Stored data:
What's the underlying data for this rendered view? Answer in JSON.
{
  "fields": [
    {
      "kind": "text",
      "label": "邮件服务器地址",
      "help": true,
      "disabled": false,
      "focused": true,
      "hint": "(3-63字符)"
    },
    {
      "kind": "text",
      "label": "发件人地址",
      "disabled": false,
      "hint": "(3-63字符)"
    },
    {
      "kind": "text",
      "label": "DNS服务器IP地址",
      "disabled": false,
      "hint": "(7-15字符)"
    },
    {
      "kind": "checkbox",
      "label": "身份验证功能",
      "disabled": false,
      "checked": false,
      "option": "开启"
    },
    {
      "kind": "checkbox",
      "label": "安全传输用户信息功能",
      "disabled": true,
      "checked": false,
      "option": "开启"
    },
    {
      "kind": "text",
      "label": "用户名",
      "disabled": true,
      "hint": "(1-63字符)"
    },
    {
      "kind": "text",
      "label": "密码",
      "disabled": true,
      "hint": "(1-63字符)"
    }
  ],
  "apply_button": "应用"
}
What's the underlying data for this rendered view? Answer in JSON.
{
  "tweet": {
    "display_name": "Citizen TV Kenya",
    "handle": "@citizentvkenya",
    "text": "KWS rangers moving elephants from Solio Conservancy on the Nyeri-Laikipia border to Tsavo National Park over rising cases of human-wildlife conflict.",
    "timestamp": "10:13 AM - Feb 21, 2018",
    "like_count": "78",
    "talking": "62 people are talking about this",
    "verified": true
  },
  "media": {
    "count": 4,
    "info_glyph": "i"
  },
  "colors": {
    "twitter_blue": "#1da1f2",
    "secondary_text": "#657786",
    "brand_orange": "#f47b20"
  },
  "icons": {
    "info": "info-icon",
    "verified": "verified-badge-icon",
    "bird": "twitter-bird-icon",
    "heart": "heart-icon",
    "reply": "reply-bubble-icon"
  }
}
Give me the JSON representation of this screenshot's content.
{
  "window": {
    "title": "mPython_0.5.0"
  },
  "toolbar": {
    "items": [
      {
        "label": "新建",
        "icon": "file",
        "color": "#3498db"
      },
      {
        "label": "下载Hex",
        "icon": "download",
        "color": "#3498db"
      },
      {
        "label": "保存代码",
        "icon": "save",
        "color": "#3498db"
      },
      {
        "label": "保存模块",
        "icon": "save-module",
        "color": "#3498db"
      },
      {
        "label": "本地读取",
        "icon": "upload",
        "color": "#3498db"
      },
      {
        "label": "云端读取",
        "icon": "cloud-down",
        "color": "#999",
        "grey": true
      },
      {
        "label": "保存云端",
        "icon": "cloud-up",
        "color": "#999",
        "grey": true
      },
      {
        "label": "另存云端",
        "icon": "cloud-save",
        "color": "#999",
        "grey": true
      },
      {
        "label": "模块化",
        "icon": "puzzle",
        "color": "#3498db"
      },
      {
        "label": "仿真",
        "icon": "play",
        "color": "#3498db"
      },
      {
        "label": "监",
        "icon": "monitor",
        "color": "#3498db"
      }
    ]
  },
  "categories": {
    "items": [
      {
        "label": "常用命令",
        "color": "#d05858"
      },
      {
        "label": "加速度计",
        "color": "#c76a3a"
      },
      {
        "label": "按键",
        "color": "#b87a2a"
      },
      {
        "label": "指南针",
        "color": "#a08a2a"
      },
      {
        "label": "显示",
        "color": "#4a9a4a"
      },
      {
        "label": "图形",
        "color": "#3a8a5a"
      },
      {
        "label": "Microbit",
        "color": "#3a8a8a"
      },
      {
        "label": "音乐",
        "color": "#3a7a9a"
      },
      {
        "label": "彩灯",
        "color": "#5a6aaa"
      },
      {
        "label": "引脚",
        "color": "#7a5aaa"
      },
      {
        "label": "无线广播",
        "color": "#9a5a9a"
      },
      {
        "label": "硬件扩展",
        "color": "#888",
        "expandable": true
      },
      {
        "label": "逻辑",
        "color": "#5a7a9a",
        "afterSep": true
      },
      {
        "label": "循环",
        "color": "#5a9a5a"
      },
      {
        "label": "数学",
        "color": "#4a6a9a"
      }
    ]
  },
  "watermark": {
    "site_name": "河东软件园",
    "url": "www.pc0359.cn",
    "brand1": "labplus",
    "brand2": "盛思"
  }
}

**Task to carry out:** The records above are to be repeated exactly, in their entirety.

**Response below:**
What's the underlying data for this rendered view? Answer in JSON.
{
  "fields": [
    {
      "kind": "text",
      "label": "邮件服务器地址",
      "help": true,
      "disabled": false,
      "focused": true,
      "hint": "(3-63字符)"
    },
    {
      "kind": "text",
      "label": "发件人地址",
      "disabled": false,
      "hint": "(3-63字符)"
    },
    {
      "kind": "text",
      "label": "DNS服务器IP地址",
      "disabled": false,
      "hint": "(7-15字符)"
    },
    {
      "kind": "checkbox",
      "label": "身份验证功能",
      "disabled": false,
      "checked": false,
      "option": "开启"
    },
    {
      "kind": "checkbox",
      "label": "安全传输用户信息功能",
      "disabled": true,
      "checked": false,
      "option": "开启"
    },
    {
      "kind": "text",
      "label": "用户名",
      "disabled": true,
      "hint": "(1-63字符)"
    },
    {
      "kind": "text",
      "label": "密码",
      "disabled": true,
      "hint": "(1-63字符)"
    }
  ],
  "apply_button": "应用"
}
What's the underlying data for this rendered view? Answer in JSON.
{
  "tweet": {
    "display_name": "Citizen TV Kenya",
    "handle": "@citizentvkenya",
    "text": "KWS rangers moving elephants from Solio Conservancy on the Nyeri-Laikipia border to Tsavo National Park over rising cases of human-wildlife conflict.",
    "timestamp": "10:13 AM - Feb 21, 2018",
    "like_count": "78",
    "talking": "62 people are talking about this",
    "verified": true
  },
  "media": {
    "count": 4,
    "info_glyph": "i"
  },
  "colors": {
    "twitter_blue": "#1da1f2",
    "secondary_text": "#657786",
    "brand_orange": "#f47b20"
  },
  "icons": {
    "info": "info-icon",
    "verified": "verified-badge-icon",
    "bird": "twitter-bird-icon",
    "heart": "heart-icon",
    "reply": "reply-bubble-icon"
  }
}
Give me the JSON representation of this screenshot's content.
{
  "window": {
    "title": "mPython_0.5.0"
  },
  "toolbar": {
    "items": [
      {
        "label": "新建",
        "icon": "file",
        "color": "#3498db"
      },
      {
        "label": "下载Hex",
        "icon": "download",
        "color": "#3498db"
      },
      {
        "label": "保存代码",
        "icon": "save",
        "color": "#3498db"
      },
      {
        "label": "保存模块",
        "icon": "save-module",
        "color": "#3498db"
      },
      {
        "label": "本地读取",
        "icon": "upload",
        "color": "#3498db"
      },
      {
        "label": "云端读取",
        "icon": "cloud-down",
        "color": "#999",
        "grey": true
      },
      {
        "label": "保存云端",
        "icon": "cloud-up",
        "color": "#999",
        "grey": true
      },
      {
        "label": "另存云端",
        "icon": "cloud-save",
        "color": "#999",
        "grey": true
      },
      {
        "label": "模块化",
        "icon": "puzzle",
        "color": "#3498db"
      },
      {
        "label": "仿真",
        "icon": "play",
        "color": "#3498db"
      },
      {
        "label": "监",
        "icon": "monitor",
        "color": "#3498db"
      }
    ]
  },
  "categories": {
    "items": [
      {
        "label": "常用命令",
        "color": "#d05858"
      },
      {
        "label": "加速度计",
        "color": "#c76a3a"
      },
      {
        "label": "按键",
        "color": "#b87a2a"
      },
      {
        "label": "指南针",
        "color": "#a08a2a"
      },
      {
        "label": "显示",
        "color": "#4a9a4a"
      },
      {
        "label": "图形",
        "color": "#3a8a5a"
      },
      {
        "label": "Microbit",
        "color": "#3a8a8a"
      },
      {
        "label": "音乐",
        "color": "#3a7a9a"
      },
      {
        "label": "彩灯",
        "color": "#5a6aaa"
      },
      {
        "label": "引脚",
        "color": "#7a5aaa"
      },
      {
        "label": "无线广播",
        "color": "#9a5a9a"
      },
      {
        "label": "硬件扩展",
        "color": "#888",
        "expandable": true
      },
      {
        "label": "逻辑",
        "color": "#5a7a9a",
        "afterSep": true
      },
      {
        "label": "循环",
        "color": "#5a9a5a"
      },
      {
        "label": "数学",
        "color": "#4a6a9a"
      }
    ]
  },
  "watermark": {
    "site_name": "河东软件园",
    "url": "www.pc0359.cn",
    "brand1": "labplus",
    "brand2": "盛思"
  }
}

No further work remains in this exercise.